Instruction:
Return the material word for word. Do not include pictures.

Recorded information:
....
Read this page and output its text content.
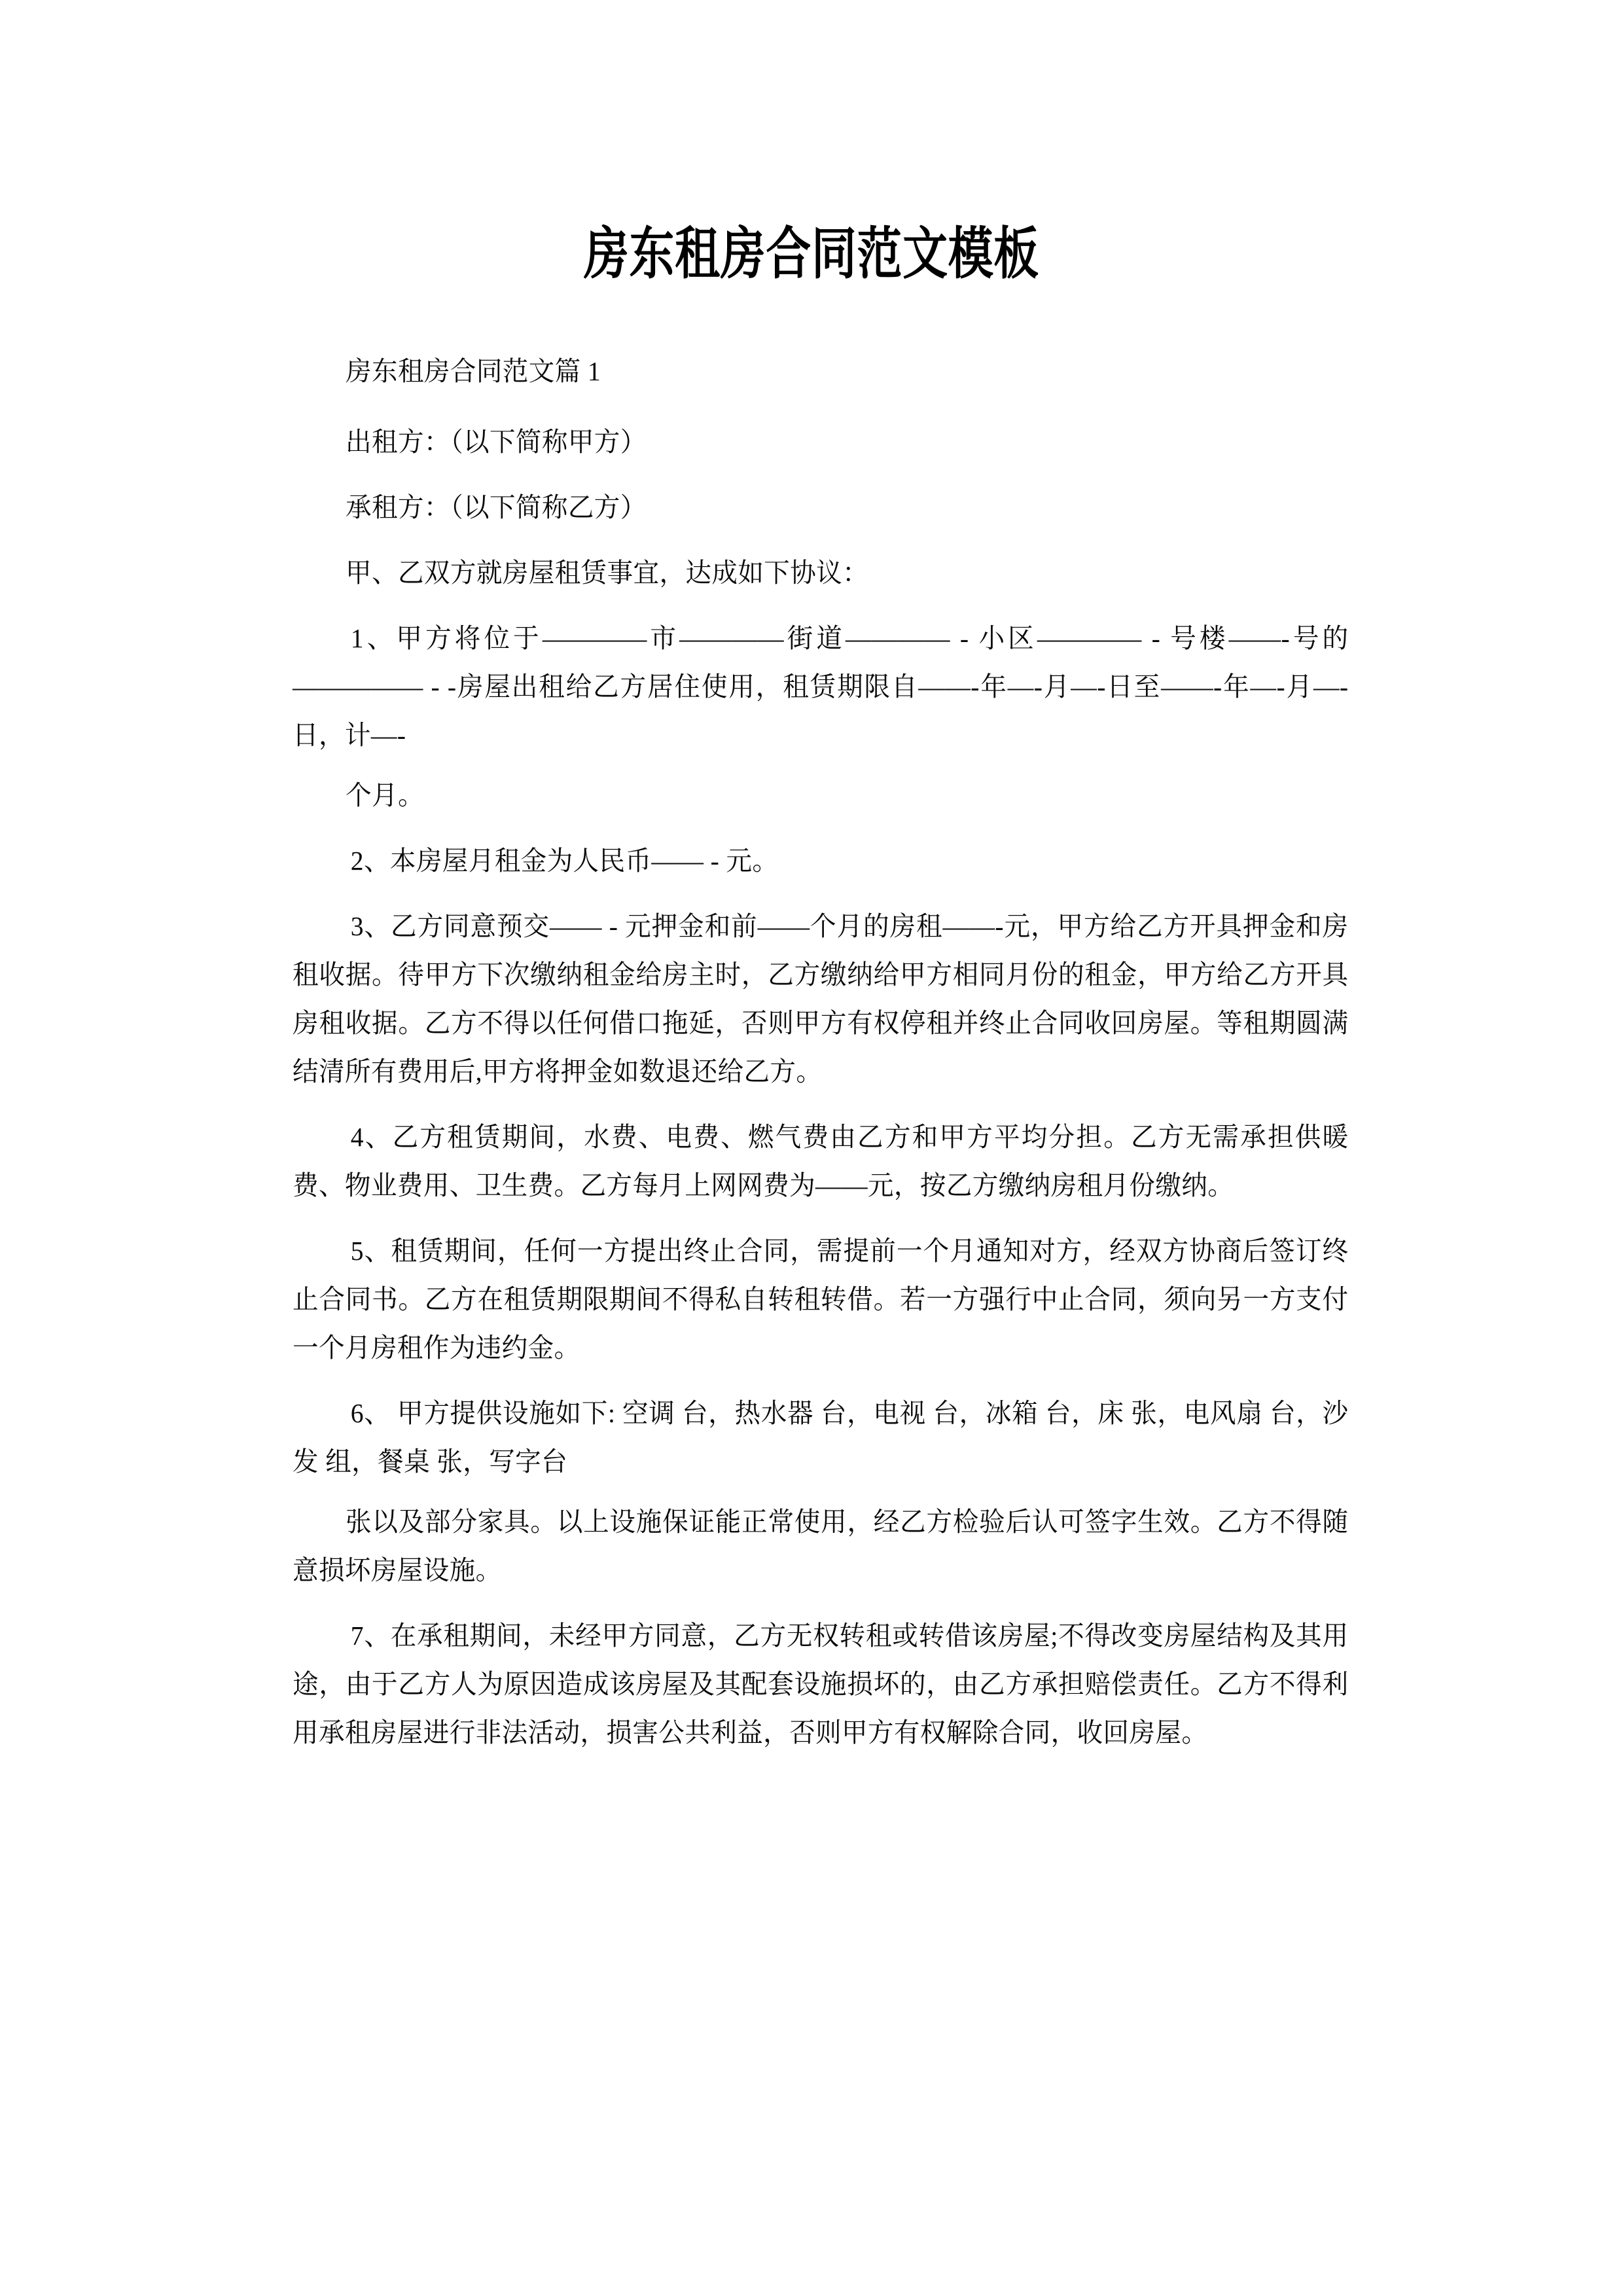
房东租房合同范文模板

房东租房合同范文篇 1

出租方：（以下简称甲方）

承租方：（以下简称乙方）

甲、乙双方就房屋租赁事宜，达成如下协议：

1、甲方将位于————市————街道———— - 小区———— - 号楼——-号的————— - -房屋出租给乙方居住使用，租赁期限自——-年—-月—-日至——-年—-月—-日，计—-

个月。

2、本房屋月租金为人民币—— - 元。

3、乙方同意预交—— - 元押金和前——个月的房租——-元，甲方给乙方开具押金和房租收据。待甲方下次缴纳租金给房主时，乙方缴纳给甲方相同月份的租金，甲方给乙方开具房租收据。乙方不得以任何借口拖延，否则甲方有权停租并终止合同收回房屋。等租期圆满结清所有费用后,甲方将押金如数退还给乙方。

4、乙方租赁期间，水费、电费、燃气费由乙方和甲方平均分担。乙方无需承担供暖费、物业费用、卫生费。乙方每月上网网费为——元，按乙方缴纳房租月份缴纳。

5、租赁期间，任何一方提出终止合同，需提前一个月通知对方，经双方协商后签订终止合同书。乙方在租赁期限期间不得私自转租转借。若一方强行中止合同，须向另一方支付一个月房租作为违约金。

6、 甲方提供设施如下: 空调 台，热水器 台，电视 台，冰箱 台，床 张，电风扇 台，沙发 组，餐桌 张，写字台

张以及部分家具。以上设施保证能正常使用，经乙方检验后认可签字生效。乙方不得随意损坏房屋设施。

7、在承租期间，未经甲方同意，乙方无权转租或转借该房屋;不得改变房屋结构及其用途，由于乙方人为原因造成该房屋及其配套设施损坏的，由乙方承担赔偿责任。乙方不得利用承租房屋进行非法活动，损害公共利益，否则甲方有权解除合同，收回房屋。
....
Full response:
Read this page and output its text content.
房东租房合同范文模板

房东租房合同范文篇 1

出租方：（以下简称甲方）

承租方：（以下简称乙方）

甲、乙双方就房屋租赁事宜，达成如下协议：

1、甲方将位于————市————街道———— - 小区———— - 号楼——-号的————— - -房屋出租给乙方居住使用，租赁期限自——-年—-月—-日至——-年—-月—-日，计—-

个月。

2、本房屋月租金为人民币—— - 元。

3、乙方同意预交—— - 元押金和前——个月的房租——-元，甲方给乙方开具押金和房租收据。待甲方下次缴纳租金给房主时，乙方缴纳给甲方相同月份的租金，甲方给乙方开具房租收据。乙方不得以任何借口拖延，否则甲方有权停租并终止合同收回房屋。等租期圆满结清所有费用后,甲方将押金如数退还给乙方。

4、乙方租赁期间，水费、电费、燃气费由乙方和甲方平均分担。乙方无需承担供暖费、物业费用、卫生费。乙方每月上网网费为——元，按乙方缴纳房租月份缴纳。

5、租赁期间，任何一方提出终止合同，需提前一个月通知对方，经双方协商后签订终止合同书。乙方在租赁期限期间不得私自转租转借。若一方强行中止合同，须向另一方支付一个月房租作为违约金。

6、 甲方提供设施如下: 空调 台，热水器 台，电视 台，冰箱 台，床 张，电风扇 台，沙发 组，餐桌 张，写字台

张以及部分家具。以上设施保证能正常使用，经乙方检验后认可签字生效。乙方不得随意损坏房屋设施。

7、在承租期间，未经甲方同意，乙方无权转租或转借该房屋;不得改变房屋结构及其用途，由于乙方人为原因造成该房屋及其配套设施损坏的，由乙方承担赔偿责任。乙方不得利用承租房屋进行非法活动，损害公共利益，否则甲方有权解除合同，收回房屋。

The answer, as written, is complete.